TASK STATEMENT:
Copy verbatim the block of lines in the entries below whose first line contains "Extract the chart's" and whose last line contains "Enumerate this screenshot's". Leave out all other lines.

TASK INPUTS:
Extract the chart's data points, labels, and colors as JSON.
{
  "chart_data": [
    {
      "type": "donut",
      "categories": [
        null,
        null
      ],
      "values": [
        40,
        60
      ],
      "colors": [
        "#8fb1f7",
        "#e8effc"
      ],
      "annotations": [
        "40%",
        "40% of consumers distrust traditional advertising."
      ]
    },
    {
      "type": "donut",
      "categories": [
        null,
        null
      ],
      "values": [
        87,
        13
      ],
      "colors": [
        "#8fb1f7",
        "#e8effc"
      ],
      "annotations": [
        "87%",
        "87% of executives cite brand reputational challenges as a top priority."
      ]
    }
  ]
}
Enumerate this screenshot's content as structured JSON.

--

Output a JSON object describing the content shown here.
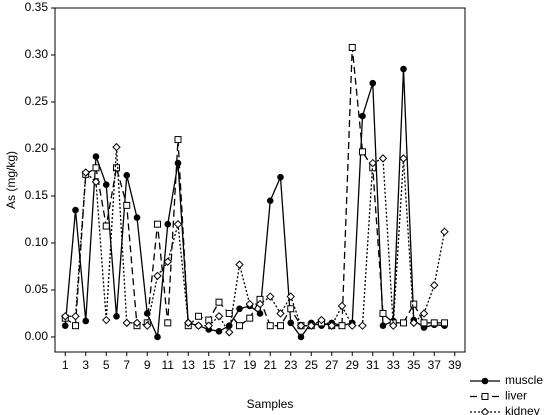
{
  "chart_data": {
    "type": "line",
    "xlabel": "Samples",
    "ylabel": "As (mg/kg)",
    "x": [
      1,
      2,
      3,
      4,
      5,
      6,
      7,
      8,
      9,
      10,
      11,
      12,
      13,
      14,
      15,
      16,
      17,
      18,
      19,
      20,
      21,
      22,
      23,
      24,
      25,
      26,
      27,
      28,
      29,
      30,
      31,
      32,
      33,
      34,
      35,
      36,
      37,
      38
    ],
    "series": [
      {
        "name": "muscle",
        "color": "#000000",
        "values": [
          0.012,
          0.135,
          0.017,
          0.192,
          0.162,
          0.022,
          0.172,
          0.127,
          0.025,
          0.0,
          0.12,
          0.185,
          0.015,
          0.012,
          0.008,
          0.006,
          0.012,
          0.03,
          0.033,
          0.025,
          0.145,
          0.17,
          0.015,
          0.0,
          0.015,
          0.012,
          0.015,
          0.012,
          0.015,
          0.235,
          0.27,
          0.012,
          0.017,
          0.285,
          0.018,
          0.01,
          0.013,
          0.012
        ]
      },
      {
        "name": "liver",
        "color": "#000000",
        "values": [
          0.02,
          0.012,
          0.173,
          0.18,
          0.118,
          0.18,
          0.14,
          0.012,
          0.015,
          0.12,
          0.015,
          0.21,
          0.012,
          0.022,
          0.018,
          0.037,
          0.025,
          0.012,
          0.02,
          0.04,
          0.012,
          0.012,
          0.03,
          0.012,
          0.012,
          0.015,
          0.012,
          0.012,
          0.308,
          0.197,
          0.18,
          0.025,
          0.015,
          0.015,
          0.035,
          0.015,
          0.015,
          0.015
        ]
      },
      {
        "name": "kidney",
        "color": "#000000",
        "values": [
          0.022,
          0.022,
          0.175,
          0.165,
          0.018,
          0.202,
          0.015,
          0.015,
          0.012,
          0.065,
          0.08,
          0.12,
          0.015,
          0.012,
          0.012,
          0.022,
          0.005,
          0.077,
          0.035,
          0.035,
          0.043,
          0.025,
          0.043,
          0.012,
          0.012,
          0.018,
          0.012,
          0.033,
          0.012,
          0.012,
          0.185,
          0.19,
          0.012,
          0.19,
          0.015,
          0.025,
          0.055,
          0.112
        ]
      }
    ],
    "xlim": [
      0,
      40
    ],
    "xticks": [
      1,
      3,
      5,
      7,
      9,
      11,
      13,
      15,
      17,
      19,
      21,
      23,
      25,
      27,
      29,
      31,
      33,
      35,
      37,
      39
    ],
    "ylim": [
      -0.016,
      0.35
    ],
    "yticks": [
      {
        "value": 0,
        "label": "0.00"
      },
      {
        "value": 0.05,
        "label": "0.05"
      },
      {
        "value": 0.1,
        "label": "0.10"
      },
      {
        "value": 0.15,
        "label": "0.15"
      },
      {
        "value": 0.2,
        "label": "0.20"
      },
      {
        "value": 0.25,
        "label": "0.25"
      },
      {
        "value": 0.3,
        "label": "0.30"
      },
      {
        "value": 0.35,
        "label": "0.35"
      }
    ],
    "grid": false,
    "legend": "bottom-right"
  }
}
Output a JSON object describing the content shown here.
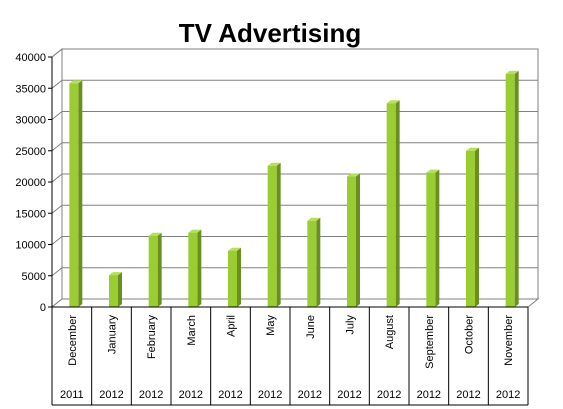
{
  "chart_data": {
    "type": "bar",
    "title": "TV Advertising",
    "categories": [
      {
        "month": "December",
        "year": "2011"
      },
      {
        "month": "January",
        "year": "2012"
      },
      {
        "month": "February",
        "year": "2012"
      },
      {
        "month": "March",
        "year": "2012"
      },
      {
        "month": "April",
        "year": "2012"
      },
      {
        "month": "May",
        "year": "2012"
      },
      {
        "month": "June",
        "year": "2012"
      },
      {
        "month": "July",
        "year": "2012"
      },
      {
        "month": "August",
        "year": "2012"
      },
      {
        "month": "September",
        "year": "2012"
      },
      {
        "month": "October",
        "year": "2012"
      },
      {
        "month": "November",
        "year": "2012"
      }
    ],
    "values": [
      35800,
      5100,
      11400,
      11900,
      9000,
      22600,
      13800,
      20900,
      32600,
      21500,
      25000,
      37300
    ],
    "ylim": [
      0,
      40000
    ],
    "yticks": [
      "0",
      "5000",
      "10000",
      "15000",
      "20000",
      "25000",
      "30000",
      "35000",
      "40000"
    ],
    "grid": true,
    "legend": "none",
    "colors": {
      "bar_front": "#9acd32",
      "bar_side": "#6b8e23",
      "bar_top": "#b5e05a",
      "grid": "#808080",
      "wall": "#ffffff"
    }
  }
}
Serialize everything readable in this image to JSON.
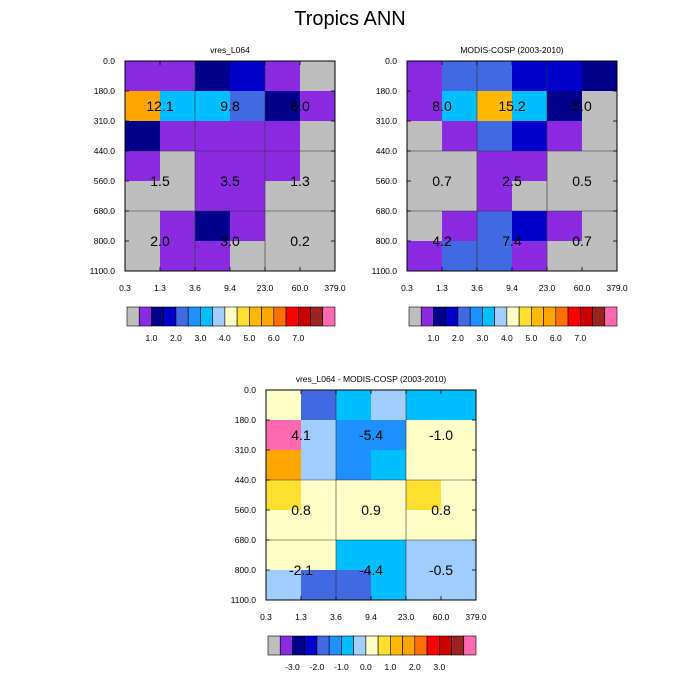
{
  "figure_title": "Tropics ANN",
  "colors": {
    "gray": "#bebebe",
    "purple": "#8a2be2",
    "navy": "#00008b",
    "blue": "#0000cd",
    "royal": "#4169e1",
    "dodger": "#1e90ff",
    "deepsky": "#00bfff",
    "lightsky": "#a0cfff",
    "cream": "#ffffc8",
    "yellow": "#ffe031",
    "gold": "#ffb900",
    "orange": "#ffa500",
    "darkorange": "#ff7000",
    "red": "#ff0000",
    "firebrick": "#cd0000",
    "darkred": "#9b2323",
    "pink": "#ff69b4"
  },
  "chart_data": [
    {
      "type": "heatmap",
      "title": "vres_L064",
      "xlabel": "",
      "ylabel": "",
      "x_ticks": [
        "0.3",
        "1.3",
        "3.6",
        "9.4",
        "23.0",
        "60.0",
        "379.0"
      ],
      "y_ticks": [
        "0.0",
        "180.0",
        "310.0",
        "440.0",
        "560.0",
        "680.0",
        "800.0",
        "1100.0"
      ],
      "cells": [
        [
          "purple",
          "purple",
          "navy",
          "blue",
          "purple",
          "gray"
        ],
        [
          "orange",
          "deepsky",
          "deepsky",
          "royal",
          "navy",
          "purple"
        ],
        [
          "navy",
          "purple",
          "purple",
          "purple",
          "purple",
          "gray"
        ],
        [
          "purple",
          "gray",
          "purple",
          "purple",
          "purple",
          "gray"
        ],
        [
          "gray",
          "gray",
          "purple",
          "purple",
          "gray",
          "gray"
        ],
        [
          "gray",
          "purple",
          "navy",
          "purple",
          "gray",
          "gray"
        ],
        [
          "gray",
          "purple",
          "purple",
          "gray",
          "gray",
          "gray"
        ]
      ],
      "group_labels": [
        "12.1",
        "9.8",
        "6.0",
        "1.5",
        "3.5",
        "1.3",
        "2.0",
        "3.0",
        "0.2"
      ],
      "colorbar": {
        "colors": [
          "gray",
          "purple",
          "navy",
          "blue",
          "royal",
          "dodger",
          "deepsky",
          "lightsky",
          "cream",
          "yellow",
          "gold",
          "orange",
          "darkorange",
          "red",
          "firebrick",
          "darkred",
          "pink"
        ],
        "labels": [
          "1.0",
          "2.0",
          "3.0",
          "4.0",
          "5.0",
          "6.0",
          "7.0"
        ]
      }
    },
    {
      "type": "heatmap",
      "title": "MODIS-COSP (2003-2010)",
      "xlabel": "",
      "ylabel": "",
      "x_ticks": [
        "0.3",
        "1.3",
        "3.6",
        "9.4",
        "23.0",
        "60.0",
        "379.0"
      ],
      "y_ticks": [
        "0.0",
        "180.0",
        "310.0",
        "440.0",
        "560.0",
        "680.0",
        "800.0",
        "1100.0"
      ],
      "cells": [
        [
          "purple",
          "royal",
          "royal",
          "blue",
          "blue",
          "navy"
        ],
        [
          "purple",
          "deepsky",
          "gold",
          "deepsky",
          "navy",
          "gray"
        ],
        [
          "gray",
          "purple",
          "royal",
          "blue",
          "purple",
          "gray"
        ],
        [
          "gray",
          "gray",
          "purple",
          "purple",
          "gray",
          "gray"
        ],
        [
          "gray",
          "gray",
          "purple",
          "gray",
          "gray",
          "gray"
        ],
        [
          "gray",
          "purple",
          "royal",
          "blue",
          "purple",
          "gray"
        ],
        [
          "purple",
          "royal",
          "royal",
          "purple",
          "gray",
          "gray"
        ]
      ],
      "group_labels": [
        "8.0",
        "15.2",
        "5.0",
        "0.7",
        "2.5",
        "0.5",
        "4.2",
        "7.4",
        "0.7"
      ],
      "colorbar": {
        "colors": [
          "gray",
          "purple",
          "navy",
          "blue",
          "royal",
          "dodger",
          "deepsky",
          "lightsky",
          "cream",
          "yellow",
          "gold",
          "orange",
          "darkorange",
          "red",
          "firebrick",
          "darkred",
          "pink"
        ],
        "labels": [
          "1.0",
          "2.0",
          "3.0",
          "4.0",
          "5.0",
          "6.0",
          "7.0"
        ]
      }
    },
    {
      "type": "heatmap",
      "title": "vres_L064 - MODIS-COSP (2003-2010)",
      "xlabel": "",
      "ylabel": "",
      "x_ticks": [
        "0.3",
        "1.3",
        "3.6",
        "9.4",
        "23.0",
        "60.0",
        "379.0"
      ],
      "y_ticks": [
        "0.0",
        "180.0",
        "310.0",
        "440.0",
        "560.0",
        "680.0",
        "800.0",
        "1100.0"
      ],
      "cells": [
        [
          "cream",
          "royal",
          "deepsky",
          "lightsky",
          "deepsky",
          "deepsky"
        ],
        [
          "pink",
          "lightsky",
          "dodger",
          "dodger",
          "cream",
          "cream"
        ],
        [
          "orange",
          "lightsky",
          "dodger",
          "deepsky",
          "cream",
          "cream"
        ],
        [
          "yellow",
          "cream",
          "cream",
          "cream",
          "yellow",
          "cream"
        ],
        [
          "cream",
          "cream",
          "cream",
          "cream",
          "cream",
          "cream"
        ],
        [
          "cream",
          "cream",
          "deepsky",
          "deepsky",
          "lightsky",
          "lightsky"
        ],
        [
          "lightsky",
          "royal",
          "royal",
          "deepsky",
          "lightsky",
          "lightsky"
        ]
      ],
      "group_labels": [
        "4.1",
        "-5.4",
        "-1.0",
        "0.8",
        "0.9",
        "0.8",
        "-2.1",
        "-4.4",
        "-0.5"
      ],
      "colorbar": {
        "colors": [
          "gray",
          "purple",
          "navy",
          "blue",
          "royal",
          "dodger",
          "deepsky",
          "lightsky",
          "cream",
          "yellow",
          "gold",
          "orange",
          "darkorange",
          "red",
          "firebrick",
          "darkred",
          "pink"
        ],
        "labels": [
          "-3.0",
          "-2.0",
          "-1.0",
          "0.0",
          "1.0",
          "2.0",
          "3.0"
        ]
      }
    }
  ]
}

SOLUTION FOR THIS EXERCISE:
Extract the chart's data points, labels, and colors as JSON.
{
  "chart_data": [
    {
      "type": "donut",
      "categories": [
        null,
        null
      ],
      "values": [
        40,
        60
      ],
      "colors": [
        "#8fb1f7",
        "#e8effc"
      ],
      "annotations": [
        "40%",
        "40% of consumers distrust traditional advertising."
      ]
    },
    {
      "type": "donut",
      "categories": [
        null,
        null
      ],
      "values": [
        87,
        13
      ],
      "colors": [
        "#8fb1f7",
        "#e8effc"
      ],
      "annotations": [
        "87%",
        "87% of executives cite brand reputational challenges as a top priority."
      ]
    }
  ]
}
Enumerate this screenshot's content as structured JSON.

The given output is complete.